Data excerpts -
☆ ☆ ☆ ☆

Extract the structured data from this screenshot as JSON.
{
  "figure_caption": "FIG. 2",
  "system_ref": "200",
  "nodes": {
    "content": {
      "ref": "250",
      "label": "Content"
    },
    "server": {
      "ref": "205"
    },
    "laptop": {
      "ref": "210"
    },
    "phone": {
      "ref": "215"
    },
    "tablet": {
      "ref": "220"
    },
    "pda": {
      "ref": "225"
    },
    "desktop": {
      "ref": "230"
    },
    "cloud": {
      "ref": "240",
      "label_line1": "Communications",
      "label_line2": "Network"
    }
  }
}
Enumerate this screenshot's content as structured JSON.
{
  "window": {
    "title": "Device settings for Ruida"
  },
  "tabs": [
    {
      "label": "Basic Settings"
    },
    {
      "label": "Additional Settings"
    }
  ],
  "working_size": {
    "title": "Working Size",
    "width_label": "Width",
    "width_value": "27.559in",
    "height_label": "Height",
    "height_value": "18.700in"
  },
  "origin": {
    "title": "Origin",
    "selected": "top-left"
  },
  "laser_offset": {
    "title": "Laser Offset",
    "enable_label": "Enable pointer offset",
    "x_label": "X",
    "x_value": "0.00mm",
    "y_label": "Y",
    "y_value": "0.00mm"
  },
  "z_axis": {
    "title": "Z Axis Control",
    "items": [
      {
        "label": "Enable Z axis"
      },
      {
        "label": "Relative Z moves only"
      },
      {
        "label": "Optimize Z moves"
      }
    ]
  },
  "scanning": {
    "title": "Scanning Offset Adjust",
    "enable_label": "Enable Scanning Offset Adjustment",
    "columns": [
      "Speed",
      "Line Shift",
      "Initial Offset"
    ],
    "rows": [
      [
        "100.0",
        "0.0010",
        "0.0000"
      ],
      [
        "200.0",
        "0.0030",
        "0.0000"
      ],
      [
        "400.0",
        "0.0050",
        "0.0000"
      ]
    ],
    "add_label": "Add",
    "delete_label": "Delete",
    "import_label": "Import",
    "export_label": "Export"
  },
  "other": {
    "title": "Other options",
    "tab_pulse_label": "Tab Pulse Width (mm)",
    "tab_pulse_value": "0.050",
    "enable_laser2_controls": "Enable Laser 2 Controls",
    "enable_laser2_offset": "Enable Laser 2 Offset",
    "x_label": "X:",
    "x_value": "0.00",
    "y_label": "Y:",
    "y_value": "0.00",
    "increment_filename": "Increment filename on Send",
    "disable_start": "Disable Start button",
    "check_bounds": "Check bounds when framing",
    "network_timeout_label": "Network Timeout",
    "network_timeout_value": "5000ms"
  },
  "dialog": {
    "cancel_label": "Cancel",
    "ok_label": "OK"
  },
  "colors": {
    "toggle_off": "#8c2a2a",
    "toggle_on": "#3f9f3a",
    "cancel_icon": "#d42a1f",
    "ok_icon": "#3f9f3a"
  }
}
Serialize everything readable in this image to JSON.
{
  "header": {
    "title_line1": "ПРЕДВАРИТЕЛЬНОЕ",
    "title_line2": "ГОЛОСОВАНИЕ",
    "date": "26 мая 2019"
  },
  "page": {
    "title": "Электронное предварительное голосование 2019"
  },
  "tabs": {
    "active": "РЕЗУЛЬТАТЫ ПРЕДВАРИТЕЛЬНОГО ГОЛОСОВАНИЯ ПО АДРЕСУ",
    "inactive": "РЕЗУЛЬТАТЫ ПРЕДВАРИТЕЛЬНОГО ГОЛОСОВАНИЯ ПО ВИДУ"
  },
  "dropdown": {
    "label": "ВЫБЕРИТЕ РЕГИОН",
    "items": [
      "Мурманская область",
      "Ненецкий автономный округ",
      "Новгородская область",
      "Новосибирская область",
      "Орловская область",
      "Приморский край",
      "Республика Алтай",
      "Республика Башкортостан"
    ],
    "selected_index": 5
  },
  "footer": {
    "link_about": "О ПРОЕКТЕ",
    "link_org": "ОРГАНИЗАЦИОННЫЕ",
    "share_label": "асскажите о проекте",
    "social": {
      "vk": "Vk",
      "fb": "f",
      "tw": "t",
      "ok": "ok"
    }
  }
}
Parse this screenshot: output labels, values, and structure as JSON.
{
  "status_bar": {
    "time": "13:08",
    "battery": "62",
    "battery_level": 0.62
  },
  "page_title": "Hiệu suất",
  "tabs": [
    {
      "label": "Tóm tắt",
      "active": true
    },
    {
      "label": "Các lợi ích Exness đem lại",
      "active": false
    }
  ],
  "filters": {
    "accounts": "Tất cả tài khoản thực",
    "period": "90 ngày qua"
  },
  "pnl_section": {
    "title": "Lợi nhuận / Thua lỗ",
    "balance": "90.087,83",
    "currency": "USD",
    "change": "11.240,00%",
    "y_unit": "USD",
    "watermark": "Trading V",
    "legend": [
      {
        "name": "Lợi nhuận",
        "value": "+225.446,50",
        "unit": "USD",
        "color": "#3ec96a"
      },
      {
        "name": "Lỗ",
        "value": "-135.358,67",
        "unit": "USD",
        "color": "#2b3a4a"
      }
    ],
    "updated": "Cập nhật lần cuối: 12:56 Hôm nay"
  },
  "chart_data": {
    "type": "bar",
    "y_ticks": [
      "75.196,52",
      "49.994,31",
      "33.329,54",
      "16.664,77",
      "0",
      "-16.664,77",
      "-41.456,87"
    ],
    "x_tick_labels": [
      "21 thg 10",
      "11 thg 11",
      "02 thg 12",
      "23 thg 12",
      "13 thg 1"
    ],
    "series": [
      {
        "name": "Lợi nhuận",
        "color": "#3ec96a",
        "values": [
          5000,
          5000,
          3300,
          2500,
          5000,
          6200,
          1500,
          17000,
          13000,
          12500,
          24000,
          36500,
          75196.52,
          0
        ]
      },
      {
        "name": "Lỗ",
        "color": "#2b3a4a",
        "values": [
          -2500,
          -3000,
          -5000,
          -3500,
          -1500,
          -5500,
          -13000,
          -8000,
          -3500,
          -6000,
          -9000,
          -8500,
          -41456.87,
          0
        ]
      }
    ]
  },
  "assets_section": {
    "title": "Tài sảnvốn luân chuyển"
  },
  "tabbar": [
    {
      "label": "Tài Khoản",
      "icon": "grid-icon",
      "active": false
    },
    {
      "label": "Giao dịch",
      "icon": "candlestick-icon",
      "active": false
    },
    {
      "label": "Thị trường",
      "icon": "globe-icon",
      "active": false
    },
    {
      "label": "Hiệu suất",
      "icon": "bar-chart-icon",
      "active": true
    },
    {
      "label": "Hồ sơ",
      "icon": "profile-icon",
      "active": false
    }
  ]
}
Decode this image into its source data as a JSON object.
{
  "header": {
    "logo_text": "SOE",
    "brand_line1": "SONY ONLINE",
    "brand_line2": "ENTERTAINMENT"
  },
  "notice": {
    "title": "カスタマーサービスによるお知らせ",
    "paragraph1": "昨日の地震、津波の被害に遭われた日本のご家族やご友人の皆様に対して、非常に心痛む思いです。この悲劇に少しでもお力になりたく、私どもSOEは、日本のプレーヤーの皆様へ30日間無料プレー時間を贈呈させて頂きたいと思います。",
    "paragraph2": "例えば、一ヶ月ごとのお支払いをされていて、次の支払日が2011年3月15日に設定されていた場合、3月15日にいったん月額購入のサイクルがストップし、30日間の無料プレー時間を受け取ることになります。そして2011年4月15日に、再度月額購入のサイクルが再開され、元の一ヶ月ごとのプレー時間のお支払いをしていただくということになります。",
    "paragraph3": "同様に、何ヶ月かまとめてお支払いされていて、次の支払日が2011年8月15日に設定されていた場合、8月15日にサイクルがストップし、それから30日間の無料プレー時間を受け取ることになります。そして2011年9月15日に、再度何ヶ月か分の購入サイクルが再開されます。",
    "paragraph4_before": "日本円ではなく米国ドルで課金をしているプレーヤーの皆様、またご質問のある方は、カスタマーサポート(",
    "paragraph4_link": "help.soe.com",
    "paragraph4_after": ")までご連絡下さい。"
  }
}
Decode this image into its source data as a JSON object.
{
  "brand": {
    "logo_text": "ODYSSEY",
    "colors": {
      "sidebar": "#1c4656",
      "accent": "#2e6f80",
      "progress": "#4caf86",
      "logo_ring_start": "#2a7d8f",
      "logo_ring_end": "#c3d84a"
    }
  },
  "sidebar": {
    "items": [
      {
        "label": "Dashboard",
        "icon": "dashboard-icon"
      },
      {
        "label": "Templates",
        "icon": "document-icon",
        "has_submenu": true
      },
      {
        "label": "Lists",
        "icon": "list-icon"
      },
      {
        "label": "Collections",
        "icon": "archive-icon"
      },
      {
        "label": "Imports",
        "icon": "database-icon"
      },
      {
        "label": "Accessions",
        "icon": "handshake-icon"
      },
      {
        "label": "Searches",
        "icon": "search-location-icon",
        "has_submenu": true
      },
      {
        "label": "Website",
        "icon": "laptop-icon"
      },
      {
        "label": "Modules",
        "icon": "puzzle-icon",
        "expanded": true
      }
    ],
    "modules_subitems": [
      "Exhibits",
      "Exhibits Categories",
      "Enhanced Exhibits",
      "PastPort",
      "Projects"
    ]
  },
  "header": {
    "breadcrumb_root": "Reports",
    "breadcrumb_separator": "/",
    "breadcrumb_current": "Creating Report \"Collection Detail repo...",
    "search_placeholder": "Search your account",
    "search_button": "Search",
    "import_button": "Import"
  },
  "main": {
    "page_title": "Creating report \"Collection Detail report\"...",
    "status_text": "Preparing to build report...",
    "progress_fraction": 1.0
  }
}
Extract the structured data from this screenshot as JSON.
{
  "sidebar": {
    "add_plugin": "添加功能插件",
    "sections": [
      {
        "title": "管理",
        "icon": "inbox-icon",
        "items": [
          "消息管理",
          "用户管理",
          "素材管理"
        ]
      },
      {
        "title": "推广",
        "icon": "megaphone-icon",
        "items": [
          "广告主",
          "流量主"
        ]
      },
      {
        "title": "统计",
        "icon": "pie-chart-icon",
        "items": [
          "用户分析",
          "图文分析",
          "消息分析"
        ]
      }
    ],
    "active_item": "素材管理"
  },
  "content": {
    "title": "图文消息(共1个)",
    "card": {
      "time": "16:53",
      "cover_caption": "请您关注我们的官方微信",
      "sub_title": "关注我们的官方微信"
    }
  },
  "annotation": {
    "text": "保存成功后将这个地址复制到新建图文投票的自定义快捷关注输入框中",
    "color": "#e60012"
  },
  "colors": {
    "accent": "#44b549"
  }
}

☆ ☆ ☆ ☆

Task to complete - Pull every line containing "ПРЕДВАРИТЕЛЬНОГО" from the material above.

Answer in full -
    "active": "РЕЗУЛЬТАТЫ ПРЕДВАРИТЕЛЬНОГО ГОЛОСОВАНИЯ ПО АДРЕСУ",
    "inactive": "РЕЗУЛЬТАТЫ ПРЕДВАРИТЕЛЬНОГО ГОЛОСОВАНИЯ ПО ВИДУ"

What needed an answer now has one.